■ INFORMATION SUPPLIED:
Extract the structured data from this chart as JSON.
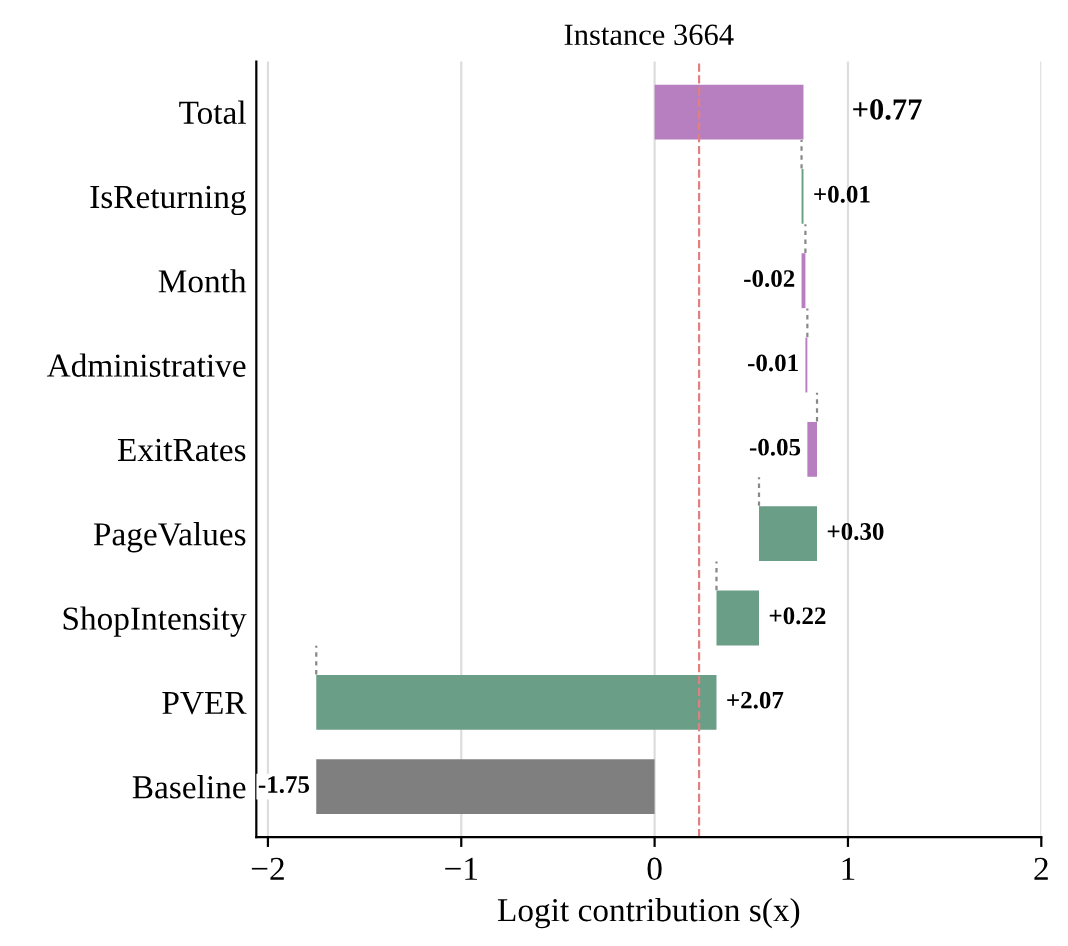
{
  "chart_data": {
    "type": "bar",
    "orientation": "horizontal",
    "title": "Instance 3664",
    "xlabel": "Logit contribution s(x)",
    "categories": [
      "Total",
      "IsReturning",
      "Month",
      "Administrative",
      "ExitRates",
      "PageValues",
      "ShopIntensity",
      "PVER",
      "Baseline"
    ],
    "values": [
      0.77,
      0.01,
      -0.02,
      -0.01,
      -0.05,
      0.3,
      0.22,
      2.07,
      -1.75
    ],
    "base": [
      0,
      0.76,
      0.78,
      0.79,
      0.84,
      0.54,
      0.32,
      -1.75,
      0
    ],
    "colors": [
      "#b77fc0",
      "#6a9e87",
      "#b77fc0",
      "#b77fc0",
      "#b77fc0",
      "#6a9e87",
      "#6a9e87",
      "#6a9e87",
      "#7f7f7f"
    ],
    "value_labels": [
      "+0.77",
      "+0.01",
      "-0.02",
      "-0.01",
      "-0.05",
      "+0.30",
      "+0.22",
      "+2.07",
      "-1.75"
    ],
    "xlim": [
      -2.06,
      2.0
    ],
    "xticks": [
      {
        "value": -2,
        "label": "−2"
      },
      {
        "value": -1,
        "label": "−1"
      },
      0,
      1,
      2
    ],
    "ref_lines": [
      {
        "axis": "x",
        "value": 0.23,
        "color": "#e08080",
        "line_style": "dashed"
      }
    ],
    "grid": "x"
  }
}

■ TASK REQUIREMENTS:
Every record gets retyped exactly; no picture goes into the copy.

■ THE RESPONSE:
Extract the structured data from this chart as JSON.
{
  "chart_data": {
    "type": "bar",
    "orientation": "horizontal",
    "title": "Instance 3664",
    "xlabel": "Logit contribution s(x)",
    "categories": [
      "Total",
      "IsReturning",
      "Month",
      "Administrative",
      "ExitRates",
      "PageValues",
      "ShopIntensity",
      "PVER",
      "Baseline"
    ],
    "values": [
      0.77,
      0.01,
      -0.02,
      -0.01,
      -0.05,
      0.3,
      0.22,
      2.07,
      -1.75
    ],
    "base": [
      0,
      0.76,
      0.78,
      0.79,
      0.84,
      0.54,
      0.32,
      -1.75,
      0
    ],
    "colors": [
      "#b77fc0",
      "#6a9e87",
      "#b77fc0",
      "#b77fc0",
      "#b77fc0",
      "#6a9e87",
      "#6a9e87",
      "#6a9e87",
      "#7f7f7f"
    ],
    "value_labels": [
      "+0.77",
      "+0.01",
      "-0.02",
      "-0.01",
      "-0.05",
      "+0.30",
      "+0.22",
      "+2.07",
      "-1.75"
    ],
    "xlim": [
      -2.06,
      2.0
    ],
    "xticks": [
      {
        "value": -2,
        "label": "−2"
      },
      {
        "value": -1,
        "label": "−1"
      },
      0,
      1,
      2
    ],
    "ref_lines": [
      {
        "axis": "x",
        "value": 0.23,
        "color": "#e08080",
        "line_style": "dashed"
      }
    ],
    "grid": "x"
  }
}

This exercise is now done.